----- Data provided -----

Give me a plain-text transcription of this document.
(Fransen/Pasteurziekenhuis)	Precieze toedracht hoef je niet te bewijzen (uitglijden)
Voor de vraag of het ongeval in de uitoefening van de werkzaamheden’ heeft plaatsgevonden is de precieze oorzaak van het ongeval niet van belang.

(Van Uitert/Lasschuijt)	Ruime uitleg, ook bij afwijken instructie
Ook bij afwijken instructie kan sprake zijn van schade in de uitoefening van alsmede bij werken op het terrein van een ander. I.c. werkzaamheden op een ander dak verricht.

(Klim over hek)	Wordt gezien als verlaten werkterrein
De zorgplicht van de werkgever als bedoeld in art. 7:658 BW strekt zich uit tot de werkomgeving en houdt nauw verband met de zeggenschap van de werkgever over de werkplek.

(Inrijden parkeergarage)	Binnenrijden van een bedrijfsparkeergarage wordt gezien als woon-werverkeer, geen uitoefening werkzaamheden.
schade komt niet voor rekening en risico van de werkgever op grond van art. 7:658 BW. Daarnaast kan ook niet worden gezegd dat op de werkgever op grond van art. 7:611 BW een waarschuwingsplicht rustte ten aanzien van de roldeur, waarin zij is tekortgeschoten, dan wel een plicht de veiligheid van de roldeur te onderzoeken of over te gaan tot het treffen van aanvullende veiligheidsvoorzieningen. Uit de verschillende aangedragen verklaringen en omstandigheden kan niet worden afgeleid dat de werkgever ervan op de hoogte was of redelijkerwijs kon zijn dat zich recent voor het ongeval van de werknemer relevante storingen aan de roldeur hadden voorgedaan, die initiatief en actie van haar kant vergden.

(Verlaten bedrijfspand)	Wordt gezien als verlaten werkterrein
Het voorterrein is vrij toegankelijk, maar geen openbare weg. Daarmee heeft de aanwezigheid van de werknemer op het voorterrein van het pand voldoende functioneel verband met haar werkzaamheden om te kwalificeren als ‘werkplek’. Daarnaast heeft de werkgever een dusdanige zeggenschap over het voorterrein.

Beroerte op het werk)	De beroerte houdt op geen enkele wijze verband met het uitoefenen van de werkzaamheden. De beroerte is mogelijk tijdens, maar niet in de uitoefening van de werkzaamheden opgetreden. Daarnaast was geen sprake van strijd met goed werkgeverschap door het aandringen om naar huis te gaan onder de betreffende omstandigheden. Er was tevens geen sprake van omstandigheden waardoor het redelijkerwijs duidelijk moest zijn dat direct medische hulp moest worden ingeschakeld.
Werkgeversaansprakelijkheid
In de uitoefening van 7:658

-----

### What you have to do
Search the data above for lines holding "ongeval" and copy each of them.

### Answer for this exercise
Voor de vraag of het ongeval in de uitoefening van de werkzaamheden’ heeft plaatsgevonden is de precieze oorzaak van het ongeval niet van belang.
schade komt niet voor rekening en risico van de werkgever op grond van art. 7:658 BW. Daarnaast kan ook niet worden gezegd dat op de werkgever op grond van art. 7:611 BW een waarschuwingsplicht rustte ten aanzien van de roldeur, waarin zij is tekortgeschoten, dan wel een plicht de veiligheid van de roldeur te onderzoeken of over te gaan tot het treffen van aanvullende veiligheidsvoorzieningen. Uit de verschillende aangedragen verklaringen en omstandigheden kan niet worden afgeleid dat de werkgever ervan op de hoogte was of redelijkerwijs kon zijn dat zich recent voor het ongeval van de werknemer relevante storingen aan de roldeur hadden voorgedaan, die initiatief en actie van haar kant vergden.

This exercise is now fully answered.